→ **Required work**:
Check each line of the records below for the string "this", then state how many lines contain it, with no other output.

Items from a dataset

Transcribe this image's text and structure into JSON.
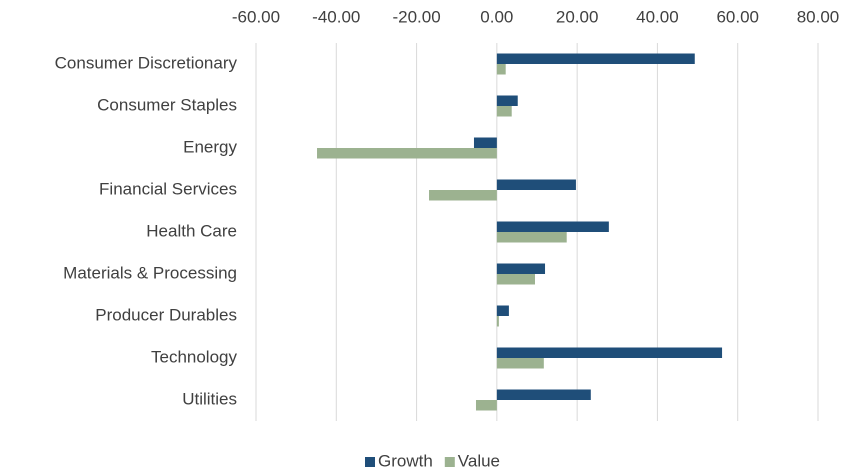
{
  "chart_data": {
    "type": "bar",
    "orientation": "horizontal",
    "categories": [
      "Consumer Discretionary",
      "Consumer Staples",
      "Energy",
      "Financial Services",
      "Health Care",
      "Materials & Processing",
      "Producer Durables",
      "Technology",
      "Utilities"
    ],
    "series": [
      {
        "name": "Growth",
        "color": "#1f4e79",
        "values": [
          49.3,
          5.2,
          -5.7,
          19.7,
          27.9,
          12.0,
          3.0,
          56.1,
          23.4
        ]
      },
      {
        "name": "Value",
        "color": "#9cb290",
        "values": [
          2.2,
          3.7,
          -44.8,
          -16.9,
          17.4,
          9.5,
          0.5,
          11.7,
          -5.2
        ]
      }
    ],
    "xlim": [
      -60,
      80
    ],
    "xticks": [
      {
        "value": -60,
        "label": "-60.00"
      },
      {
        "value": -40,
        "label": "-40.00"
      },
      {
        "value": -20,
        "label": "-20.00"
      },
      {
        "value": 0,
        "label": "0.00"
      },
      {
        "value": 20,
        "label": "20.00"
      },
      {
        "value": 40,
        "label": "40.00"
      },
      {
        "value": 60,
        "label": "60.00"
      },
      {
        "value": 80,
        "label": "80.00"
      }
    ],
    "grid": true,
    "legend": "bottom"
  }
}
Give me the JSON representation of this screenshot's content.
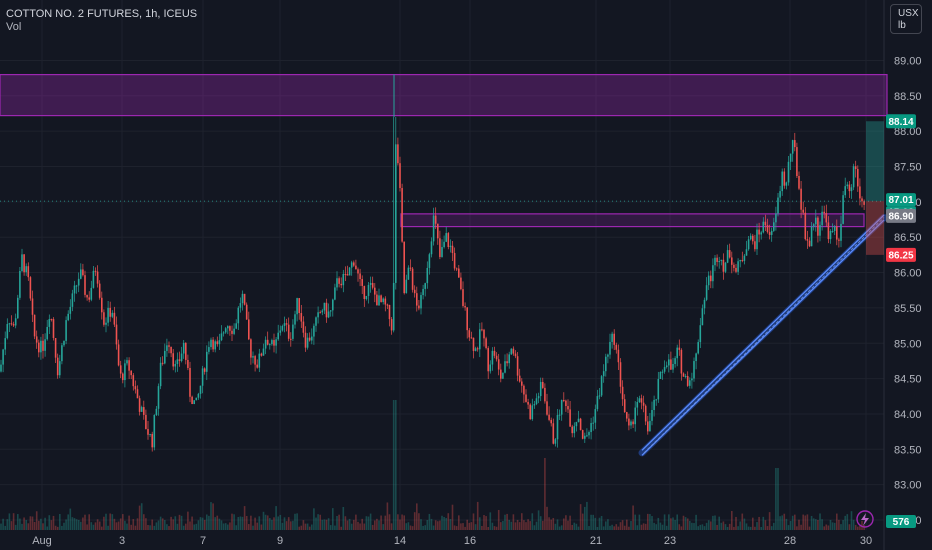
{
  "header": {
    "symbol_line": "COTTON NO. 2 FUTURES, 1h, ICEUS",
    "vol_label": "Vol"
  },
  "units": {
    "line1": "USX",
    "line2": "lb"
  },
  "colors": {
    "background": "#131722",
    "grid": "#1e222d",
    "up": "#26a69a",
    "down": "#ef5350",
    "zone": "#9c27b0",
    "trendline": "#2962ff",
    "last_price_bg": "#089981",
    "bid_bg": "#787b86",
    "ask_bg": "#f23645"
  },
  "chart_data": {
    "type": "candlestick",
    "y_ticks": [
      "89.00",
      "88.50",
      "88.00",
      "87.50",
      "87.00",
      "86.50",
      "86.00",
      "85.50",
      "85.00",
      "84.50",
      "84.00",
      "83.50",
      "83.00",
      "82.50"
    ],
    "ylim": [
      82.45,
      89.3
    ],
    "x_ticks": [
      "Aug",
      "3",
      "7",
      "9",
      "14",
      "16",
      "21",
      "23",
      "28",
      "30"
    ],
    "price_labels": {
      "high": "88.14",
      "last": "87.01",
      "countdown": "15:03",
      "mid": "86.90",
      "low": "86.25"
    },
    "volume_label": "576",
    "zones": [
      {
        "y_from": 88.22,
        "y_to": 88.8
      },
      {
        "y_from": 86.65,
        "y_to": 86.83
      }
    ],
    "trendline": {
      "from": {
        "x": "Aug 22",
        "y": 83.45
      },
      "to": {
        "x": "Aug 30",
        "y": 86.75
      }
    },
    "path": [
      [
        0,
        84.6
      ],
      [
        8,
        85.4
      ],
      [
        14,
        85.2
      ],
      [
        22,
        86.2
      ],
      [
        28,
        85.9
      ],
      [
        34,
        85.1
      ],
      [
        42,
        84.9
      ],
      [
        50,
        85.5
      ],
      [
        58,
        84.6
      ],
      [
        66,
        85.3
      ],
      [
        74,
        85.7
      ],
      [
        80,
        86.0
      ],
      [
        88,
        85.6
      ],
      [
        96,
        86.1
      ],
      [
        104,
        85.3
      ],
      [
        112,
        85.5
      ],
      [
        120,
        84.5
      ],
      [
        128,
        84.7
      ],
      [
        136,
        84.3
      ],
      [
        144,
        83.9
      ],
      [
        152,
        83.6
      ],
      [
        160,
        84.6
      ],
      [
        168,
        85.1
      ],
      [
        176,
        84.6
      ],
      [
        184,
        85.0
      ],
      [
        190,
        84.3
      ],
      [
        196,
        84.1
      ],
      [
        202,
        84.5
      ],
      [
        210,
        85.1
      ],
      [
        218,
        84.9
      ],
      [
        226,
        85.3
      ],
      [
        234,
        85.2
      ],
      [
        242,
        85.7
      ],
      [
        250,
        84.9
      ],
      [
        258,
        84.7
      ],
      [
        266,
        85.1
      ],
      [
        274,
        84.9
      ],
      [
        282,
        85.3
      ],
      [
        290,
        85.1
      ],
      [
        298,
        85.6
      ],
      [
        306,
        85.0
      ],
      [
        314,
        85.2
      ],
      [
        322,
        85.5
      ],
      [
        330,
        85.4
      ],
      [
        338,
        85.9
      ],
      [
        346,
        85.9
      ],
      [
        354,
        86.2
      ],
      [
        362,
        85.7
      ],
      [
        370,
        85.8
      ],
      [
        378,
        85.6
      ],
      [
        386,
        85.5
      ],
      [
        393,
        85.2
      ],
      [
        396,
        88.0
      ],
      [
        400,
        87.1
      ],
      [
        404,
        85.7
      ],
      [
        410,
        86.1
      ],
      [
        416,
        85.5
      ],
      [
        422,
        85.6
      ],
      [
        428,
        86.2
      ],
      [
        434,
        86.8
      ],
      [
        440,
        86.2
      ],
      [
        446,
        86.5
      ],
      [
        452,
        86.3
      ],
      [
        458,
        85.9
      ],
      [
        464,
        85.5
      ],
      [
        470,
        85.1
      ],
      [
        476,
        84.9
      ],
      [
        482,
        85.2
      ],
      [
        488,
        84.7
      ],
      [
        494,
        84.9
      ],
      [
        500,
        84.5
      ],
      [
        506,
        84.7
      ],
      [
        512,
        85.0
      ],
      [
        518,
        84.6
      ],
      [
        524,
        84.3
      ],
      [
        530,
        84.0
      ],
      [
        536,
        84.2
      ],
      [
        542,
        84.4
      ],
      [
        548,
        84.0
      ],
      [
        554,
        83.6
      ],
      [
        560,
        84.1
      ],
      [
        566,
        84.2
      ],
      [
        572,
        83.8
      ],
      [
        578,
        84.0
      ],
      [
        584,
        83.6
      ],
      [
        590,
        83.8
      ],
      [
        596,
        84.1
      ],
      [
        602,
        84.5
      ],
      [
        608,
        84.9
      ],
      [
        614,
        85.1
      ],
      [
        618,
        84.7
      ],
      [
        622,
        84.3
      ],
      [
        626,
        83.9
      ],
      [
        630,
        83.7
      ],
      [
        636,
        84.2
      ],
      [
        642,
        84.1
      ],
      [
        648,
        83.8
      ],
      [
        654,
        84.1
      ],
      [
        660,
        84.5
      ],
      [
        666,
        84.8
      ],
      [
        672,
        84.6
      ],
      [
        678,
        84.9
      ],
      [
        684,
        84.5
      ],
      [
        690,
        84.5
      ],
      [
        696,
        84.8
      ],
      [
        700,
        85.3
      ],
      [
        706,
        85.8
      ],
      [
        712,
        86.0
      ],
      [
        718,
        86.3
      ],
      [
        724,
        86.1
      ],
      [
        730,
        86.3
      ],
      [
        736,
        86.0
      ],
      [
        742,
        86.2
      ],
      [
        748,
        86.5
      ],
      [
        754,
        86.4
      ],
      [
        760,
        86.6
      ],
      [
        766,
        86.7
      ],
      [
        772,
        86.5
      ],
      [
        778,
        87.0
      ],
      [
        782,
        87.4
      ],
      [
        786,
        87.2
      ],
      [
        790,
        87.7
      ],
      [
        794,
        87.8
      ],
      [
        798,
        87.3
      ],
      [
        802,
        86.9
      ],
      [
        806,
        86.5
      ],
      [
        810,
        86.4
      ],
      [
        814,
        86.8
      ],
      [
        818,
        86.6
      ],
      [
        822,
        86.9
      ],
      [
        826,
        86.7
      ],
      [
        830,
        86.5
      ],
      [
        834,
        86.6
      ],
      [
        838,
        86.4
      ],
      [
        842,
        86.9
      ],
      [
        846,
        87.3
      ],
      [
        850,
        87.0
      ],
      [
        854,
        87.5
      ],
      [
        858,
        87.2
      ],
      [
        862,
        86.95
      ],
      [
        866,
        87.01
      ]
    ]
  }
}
...
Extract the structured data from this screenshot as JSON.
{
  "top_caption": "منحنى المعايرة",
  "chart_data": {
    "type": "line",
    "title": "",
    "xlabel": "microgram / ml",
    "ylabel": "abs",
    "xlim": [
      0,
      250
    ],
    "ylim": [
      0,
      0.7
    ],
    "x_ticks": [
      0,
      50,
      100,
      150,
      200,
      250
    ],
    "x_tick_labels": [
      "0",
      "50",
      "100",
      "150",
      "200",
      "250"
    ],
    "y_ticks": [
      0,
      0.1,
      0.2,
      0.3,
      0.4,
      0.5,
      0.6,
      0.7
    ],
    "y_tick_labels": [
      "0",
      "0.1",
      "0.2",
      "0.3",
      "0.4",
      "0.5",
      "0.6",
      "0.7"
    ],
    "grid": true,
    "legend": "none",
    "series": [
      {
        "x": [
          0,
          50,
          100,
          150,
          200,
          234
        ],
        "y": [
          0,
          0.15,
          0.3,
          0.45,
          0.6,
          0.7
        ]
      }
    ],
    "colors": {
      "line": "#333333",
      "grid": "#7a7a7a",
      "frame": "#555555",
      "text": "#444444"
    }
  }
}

→ **Completed exercise**:
3